(Figure collection entries)
—————
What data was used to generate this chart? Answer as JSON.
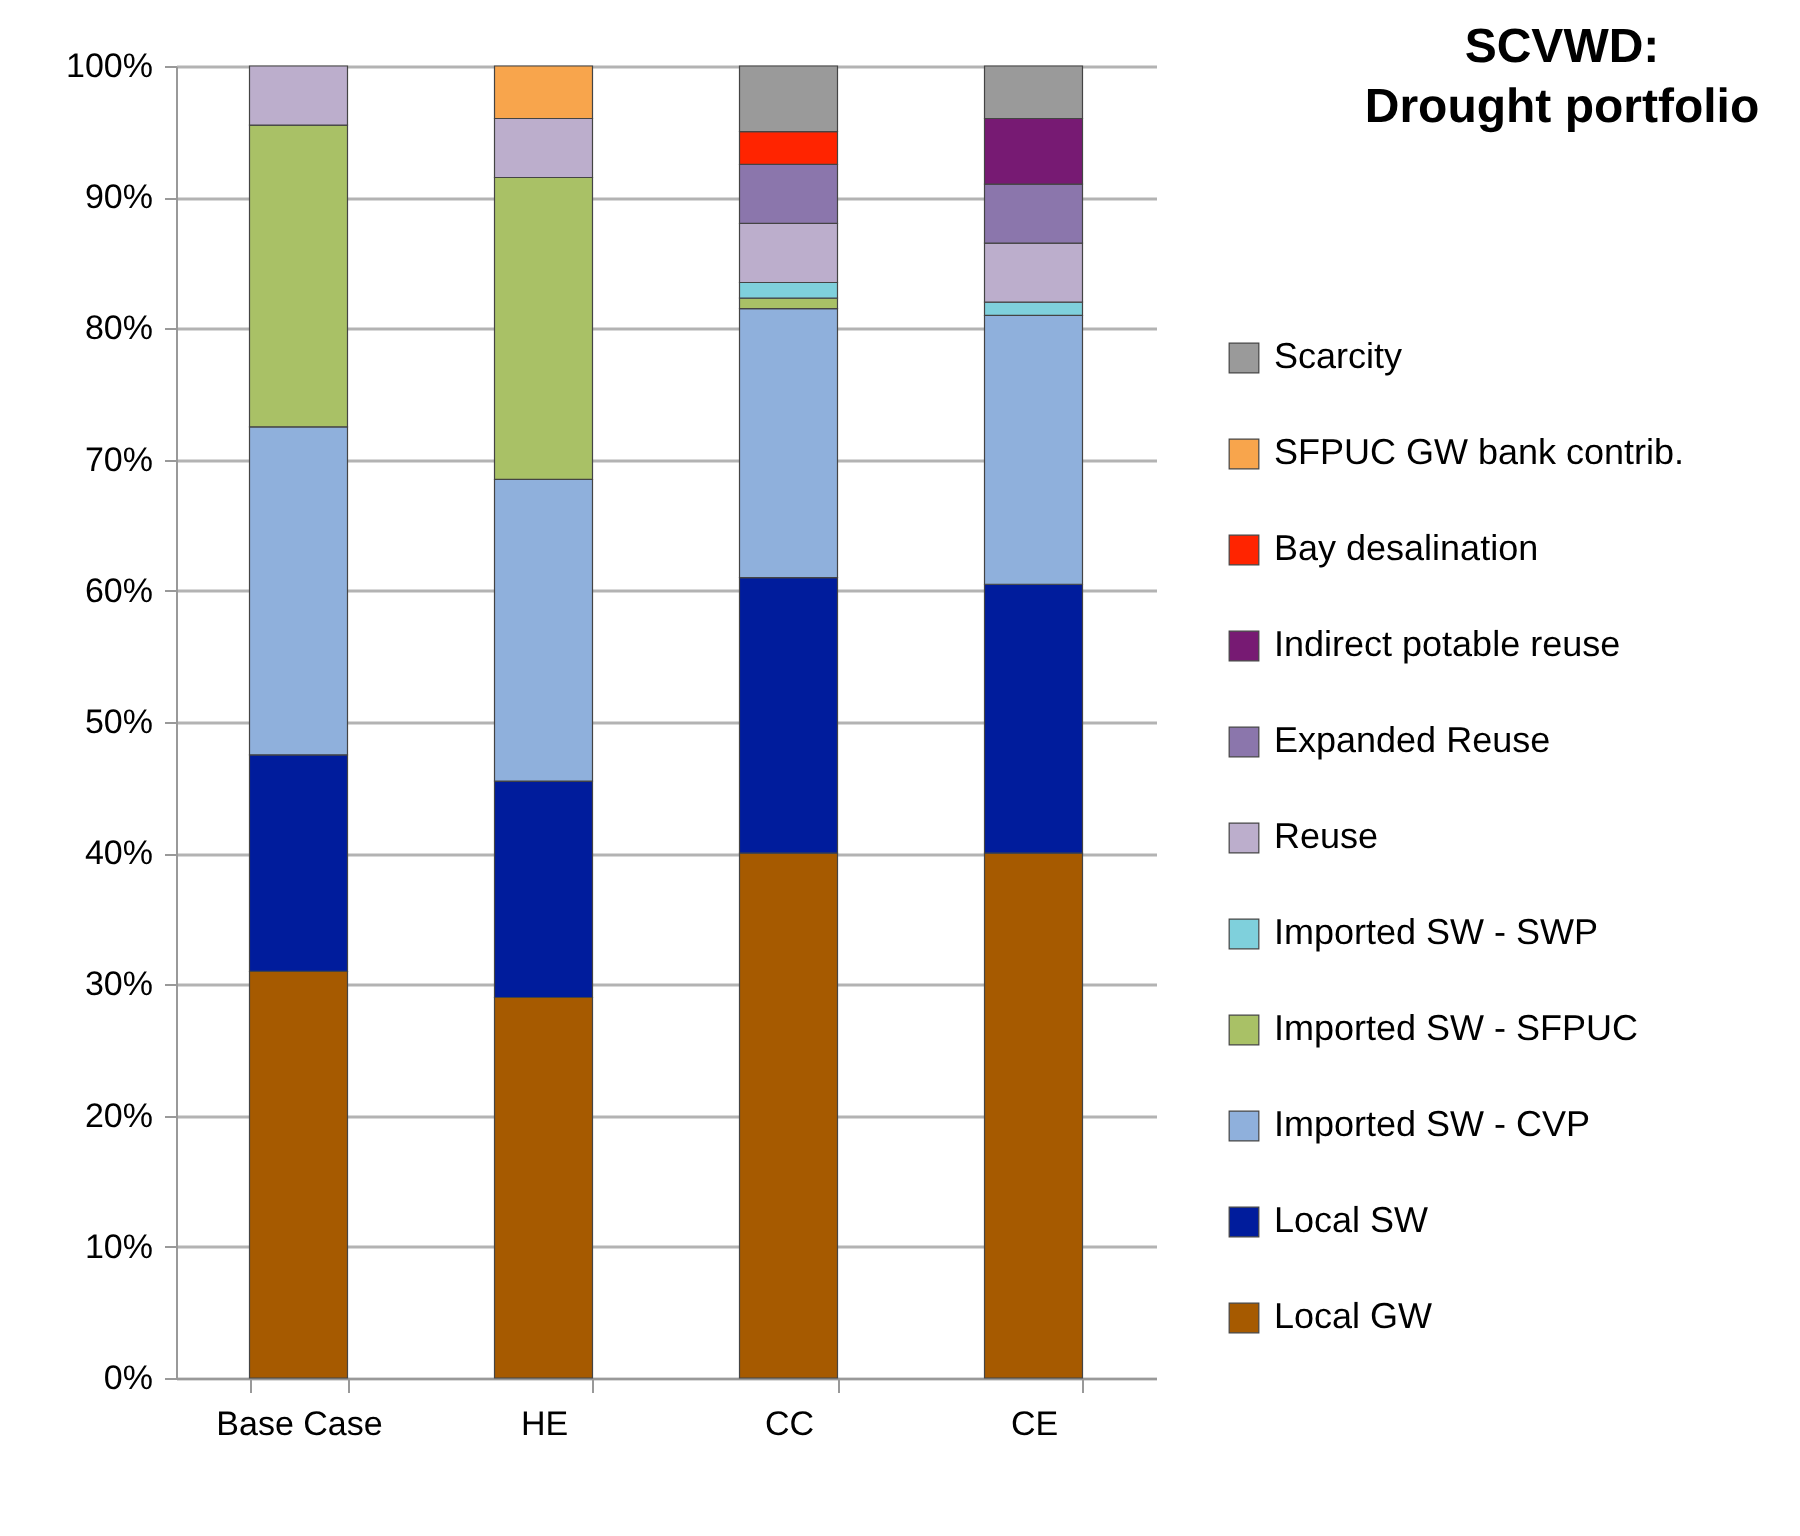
{
  "chart_data": {
    "type": "bar",
    "title": "SCVWD:\nDrought portfolio",
    "stacked": true,
    "categories": [
      "Base Case",
      "HE",
      "CC",
      "CE"
    ],
    "series": [
      {
        "name": "Local GW",
        "color": "#a65a00",
        "values": [
          31,
          29,
          40,
          40
        ]
      },
      {
        "name": "Local SW",
        "color": "#001c9c",
        "values": [
          16.5,
          16.5,
          21,
          20.5
        ]
      },
      {
        "name": "Imported SW - CVP",
        "color": "#8fb0dc",
        "values": [
          25,
          23,
          20.5,
          20.5
        ]
      },
      {
        "name": "Imported SW - SFPUC",
        "color": "#a9c166",
        "values": [
          23,
          23,
          0.8,
          null
        ]
      },
      {
        "name": "Imported SW - SWP",
        "color": "#7fd0dc",
        "values": [
          null,
          null,
          1.2,
          1
        ]
      },
      {
        "name": "Reuse",
        "color": "#bcaecc",
        "values": [
          4.5,
          4.5,
          4.5,
          4.5
        ]
      },
      {
        "name": "Expanded Reuse",
        "color": "#8b76ac",
        "values": [
          null,
          null,
          4.5,
          4.5
        ]
      },
      {
        "name": "Indirect potable reuse",
        "color": "#771a73",
        "values": [
          null,
          null,
          null,
          5
        ]
      },
      {
        "name": "Bay desalination",
        "color": "#ff2400",
        "values": [
          null,
          null,
          2.5,
          null
        ]
      },
      {
        "name": "SFPUC GW bank contrib.",
        "color": "#f8a54c",
        "values": [
          null,
          4,
          null,
          null
        ]
      },
      {
        "name": "Scarcity",
        "color": "#9a9a9a",
        "values": [
          null,
          null,
          5,
          4
        ]
      }
    ],
    "ylim": [
      0,
      100
    ],
    "yticks": [
      {
        "value": 0,
        "label": "0%"
      },
      {
        "value": 10,
        "label": "10%"
      },
      {
        "value": 20,
        "label": "20%"
      },
      {
        "value": 30,
        "label": "30%"
      },
      {
        "value": 40,
        "label": "40%"
      },
      {
        "value": 50,
        "label": "50%"
      },
      {
        "value": 60,
        "label": "60%"
      },
      {
        "value": 70,
        "label": "70%"
      },
      {
        "value": 80,
        "label": "80%"
      },
      {
        "value": 90,
        "label": "90%"
      },
      {
        "value": 100,
        "label": "100%"
      }
    ],
    "grid": "y",
    "legend": "right"
  }
}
—————
Within the entries above, work out how many lines contain the word "name". The number alone is the answer.

11